EXERCISE AIM →
Copy the listing below verbatim, preserving every line in its original order.

- - - -

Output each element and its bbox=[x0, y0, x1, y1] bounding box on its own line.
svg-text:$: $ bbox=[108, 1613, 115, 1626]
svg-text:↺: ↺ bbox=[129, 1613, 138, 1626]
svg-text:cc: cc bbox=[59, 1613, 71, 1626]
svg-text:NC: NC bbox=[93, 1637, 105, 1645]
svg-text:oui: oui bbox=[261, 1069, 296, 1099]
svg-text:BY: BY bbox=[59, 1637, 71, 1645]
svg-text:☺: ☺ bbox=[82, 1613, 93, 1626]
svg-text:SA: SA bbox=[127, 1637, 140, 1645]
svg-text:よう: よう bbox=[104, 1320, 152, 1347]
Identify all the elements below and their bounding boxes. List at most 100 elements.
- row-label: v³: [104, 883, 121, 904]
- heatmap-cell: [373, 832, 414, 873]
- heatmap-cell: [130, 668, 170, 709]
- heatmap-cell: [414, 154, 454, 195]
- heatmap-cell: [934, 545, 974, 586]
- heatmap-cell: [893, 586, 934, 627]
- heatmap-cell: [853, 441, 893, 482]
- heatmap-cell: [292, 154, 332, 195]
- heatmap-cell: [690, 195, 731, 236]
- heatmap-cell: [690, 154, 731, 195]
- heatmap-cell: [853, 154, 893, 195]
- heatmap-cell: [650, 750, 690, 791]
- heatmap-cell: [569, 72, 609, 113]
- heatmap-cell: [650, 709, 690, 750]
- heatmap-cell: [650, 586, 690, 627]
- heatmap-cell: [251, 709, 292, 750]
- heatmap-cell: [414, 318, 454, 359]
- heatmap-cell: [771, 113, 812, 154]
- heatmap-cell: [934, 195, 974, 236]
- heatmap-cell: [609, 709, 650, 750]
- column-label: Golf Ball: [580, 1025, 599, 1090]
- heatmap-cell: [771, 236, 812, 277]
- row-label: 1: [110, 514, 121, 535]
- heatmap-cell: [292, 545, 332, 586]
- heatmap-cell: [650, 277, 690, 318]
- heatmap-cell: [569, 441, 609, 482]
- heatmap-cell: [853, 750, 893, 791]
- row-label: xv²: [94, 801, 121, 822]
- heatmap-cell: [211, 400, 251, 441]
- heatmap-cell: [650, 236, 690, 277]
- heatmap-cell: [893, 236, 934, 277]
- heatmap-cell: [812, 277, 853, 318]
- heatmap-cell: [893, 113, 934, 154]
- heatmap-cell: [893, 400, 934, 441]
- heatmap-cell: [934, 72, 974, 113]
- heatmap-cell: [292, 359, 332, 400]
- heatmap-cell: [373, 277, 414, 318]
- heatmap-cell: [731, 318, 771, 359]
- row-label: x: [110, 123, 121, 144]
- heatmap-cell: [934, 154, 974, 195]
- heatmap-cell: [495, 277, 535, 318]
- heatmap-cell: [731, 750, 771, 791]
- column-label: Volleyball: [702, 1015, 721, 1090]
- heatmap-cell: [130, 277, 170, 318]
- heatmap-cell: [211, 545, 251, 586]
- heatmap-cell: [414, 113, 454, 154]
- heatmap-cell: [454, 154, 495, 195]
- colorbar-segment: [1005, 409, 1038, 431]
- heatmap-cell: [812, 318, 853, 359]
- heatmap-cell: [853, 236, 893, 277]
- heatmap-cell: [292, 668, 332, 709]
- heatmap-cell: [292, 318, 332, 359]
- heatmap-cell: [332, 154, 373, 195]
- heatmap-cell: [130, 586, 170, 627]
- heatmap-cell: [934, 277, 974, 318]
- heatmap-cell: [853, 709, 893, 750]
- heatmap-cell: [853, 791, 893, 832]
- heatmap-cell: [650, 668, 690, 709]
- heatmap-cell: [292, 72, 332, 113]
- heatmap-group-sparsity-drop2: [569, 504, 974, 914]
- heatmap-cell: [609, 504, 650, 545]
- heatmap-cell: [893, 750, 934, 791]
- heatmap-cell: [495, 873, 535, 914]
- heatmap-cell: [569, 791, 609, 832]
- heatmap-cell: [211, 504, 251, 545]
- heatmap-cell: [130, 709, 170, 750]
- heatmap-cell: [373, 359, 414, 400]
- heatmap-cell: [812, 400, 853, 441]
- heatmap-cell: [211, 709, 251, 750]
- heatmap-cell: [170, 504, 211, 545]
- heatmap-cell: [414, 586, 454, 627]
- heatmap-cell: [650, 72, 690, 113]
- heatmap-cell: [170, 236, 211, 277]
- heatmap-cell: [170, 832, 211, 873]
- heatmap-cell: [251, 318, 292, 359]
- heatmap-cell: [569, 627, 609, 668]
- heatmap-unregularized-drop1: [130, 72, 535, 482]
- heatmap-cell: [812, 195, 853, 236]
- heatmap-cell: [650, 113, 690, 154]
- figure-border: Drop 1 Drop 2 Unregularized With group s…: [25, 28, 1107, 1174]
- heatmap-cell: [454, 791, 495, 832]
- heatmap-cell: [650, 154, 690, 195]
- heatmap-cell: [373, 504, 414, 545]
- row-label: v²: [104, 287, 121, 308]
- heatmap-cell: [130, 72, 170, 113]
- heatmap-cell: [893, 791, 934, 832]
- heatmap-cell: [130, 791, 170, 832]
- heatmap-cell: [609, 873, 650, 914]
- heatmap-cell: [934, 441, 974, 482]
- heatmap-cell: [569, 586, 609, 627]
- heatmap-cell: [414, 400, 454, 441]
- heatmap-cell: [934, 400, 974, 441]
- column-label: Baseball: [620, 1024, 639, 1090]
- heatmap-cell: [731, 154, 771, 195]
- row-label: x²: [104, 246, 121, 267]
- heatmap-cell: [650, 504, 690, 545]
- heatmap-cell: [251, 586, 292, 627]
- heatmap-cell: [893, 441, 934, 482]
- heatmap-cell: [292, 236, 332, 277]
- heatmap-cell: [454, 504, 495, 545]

- - - -

TASK RESPONSE →
Output each element and its bbox=[x0, y0, x1, y1] bounding box on its own line.
svg-text:$: $ bbox=[108, 1613, 115, 1626]
svg-text:↺: ↺ bbox=[129, 1613, 138, 1626]
svg-text:cc: cc bbox=[59, 1613, 71, 1626]
svg-text:NC: NC bbox=[93, 1637, 105, 1645]
svg-text:oui: oui bbox=[261, 1069, 296, 1099]
svg-text:BY: BY bbox=[59, 1637, 71, 1645]
svg-text:☺: ☺ bbox=[82, 1613, 93, 1626]
svg-text:SA: SA bbox=[127, 1637, 140, 1645]
svg-text:よう: よう bbox=[104, 1320, 152, 1347]
Identify all the elements below and their bounding boxes. List at most 100 elements.
- row-label: v³: [104, 883, 121, 904]
- heatmap-cell: [373, 832, 414, 873]
- heatmap-cell: [130, 668, 170, 709]
- heatmap-cell: [414, 154, 454, 195]
- heatmap-cell: [934, 545, 974, 586]
- heatmap-cell: [893, 586, 934, 627]
- heatmap-cell: [853, 441, 893, 482]
- heatmap-cell: [292, 154, 332, 195]
- heatmap-cell: [690, 195, 731, 236]
- heatmap-cell: [690, 154, 731, 195]
- heatmap-cell: [853, 154, 893, 195]
- heatmap-cell: [650, 750, 690, 791]
- heatmap-cell: [569, 72, 609, 113]
- heatmap-cell: [650, 709, 690, 750]
- heatmap-cell: [650, 586, 690, 627]
- heatmap-cell: [251, 709, 292, 750]
- heatmap-cell: [414, 318, 454, 359]
- heatmap-cell: [771, 113, 812, 154]
- heatmap-cell: [934, 195, 974, 236]
- heatmap-cell: [609, 709, 650, 750]
- column-label: Golf Ball: [580, 1025, 599, 1090]
- heatmap-cell: [771, 236, 812, 277]
- row-label: 1: [110, 514, 121, 535]
- heatmap-cell: [292, 545, 332, 586]
- heatmap-cell: [650, 277, 690, 318]
- heatmap-cell: [569, 441, 609, 482]
- heatmap-cell: [853, 750, 893, 791]
- row-label: xv²: [94, 801, 121, 822]
- heatmap-cell: [211, 400, 251, 441]
- heatmap-cell: [650, 236, 690, 277]
- heatmap-cell: [893, 236, 934, 277]
- heatmap-cell: [812, 277, 853, 318]
- heatmap-cell: [893, 113, 934, 154]
- heatmap-cell: [893, 400, 934, 441]
- heatmap-cell: [934, 72, 974, 113]
- heatmap-cell: [292, 359, 332, 400]
- heatmap-cell: [373, 277, 414, 318]
- heatmap-cell: [731, 318, 771, 359]
- row-label: x: [110, 123, 121, 144]
- heatmap-cell: [934, 154, 974, 195]
- heatmap-cell: [495, 277, 535, 318]
- heatmap-cell: [731, 750, 771, 791]
- column-label: Volleyball: [702, 1015, 721, 1090]
- heatmap-cell: [130, 277, 170, 318]
- heatmap-cell: [211, 545, 251, 586]
- heatmap-cell: [414, 113, 454, 154]
- heatmap-cell: [454, 154, 495, 195]
- colorbar-segment: [1005, 409, 1038, 431]
- heatmap-cell: [812, 318, 853, 359]
- heatmap-cell: [853, 236, 893, 277]
- heatmap-cell: [292, 668, 332, 709]
- heatmap-cell: [292, 318, 332, 359]
- heatmap-cell: [332, 154, 373, 195]
- heatmap-cell: [130, 586, 170, 627]
- heatmap-cell: [934, 277, 974, 318]
- heatmap-cell: [853, 709, 893, 750]
- heatmap-cell: [853, 791, 893, 832]
- heatmap-cell: [650, 668, 690, 709]
- heatmap-cell: [292, 72, 332, 113]
- heatmap-group-sparsity-drop2: [569, 504, 974, 914]
- heatmap-cell: [609, 504, 650, 545]
- heatmap-cell: [893, 750, 934, 791]
- heatmap-cell: [495, 873, 535, 914]
- heatmap-cell: [569, 791, 609, 832]
- heatmap-cell: [211, 504, 251, 545]
- heatmap-cell: [130, 709, 170, 750]
- heatmap-cell: [373, 359, 414, 400]
- heatmap-cell: [812, 400, 853, 441]
- heatmap-cell: [211, 709, 251, 750]
- heatmap-cell: [170, 504, 211, 545]
- heatmap-cell: [414, 586, 454, 627]
- heatmap-cell: [650, 72, 690, 113]
- heatmap-cell: [170, 236, 211, 277]
- heatmap-cell: [170, 832, 211, 873]
- heatmap-cell: [251, 318, 292, 359]
- heatmap-cell: [569, 627, 609, 668]
- heatmap-unregularized-drop1: [130, 72, 535, 482]
- heatmap-cell: [812, 195, 853, 236]
- heatmap-cell: [650, 113, 690, 154]
- figure-border: Drop 1 Drop 2 Unregularized With group s…: [25, 28, 1107, 1174]
- heatmap-cell: [454, 791, 495, 832]
- heatmap-cell: [650, 154, 690, 195]
- heatmap-cell: [373, 504, 414, 545]
- row-label: v²: [104, 287, 121, 308]
- heatmap-cell: [130, 72, 170, 113]
- heatmap-cell: [893, 791, 934, 832]
- heatmap-cell: [130, 791, 170, 832]
- heatmap-cell: [609, 873, 650, 914]
- heatmap-cell: [934, 441, 974, 482]
- heatmap-cell: [569, 586, 609, 627]
- heatmap-cell: [414, 400, 454, 441]
- heatmap-cell: [934, 400, 974, 441]
- column-label: Baseball: [620, 1024, 639, 1090]
- heatmap-cell: [731, 154, 771, 195]
- row-label: x²: [104, 246, 121, 267]
- heatmap-cell: [650, 504, 690, 545]
- heatmap-cell: [251, 586, 292, 627]
- heatmap-cell: [893, 441, 934, 482]
- heatmap-cell: [292, 236, 332, 277]
- heatmap-cell: [454, 504, 495, 545]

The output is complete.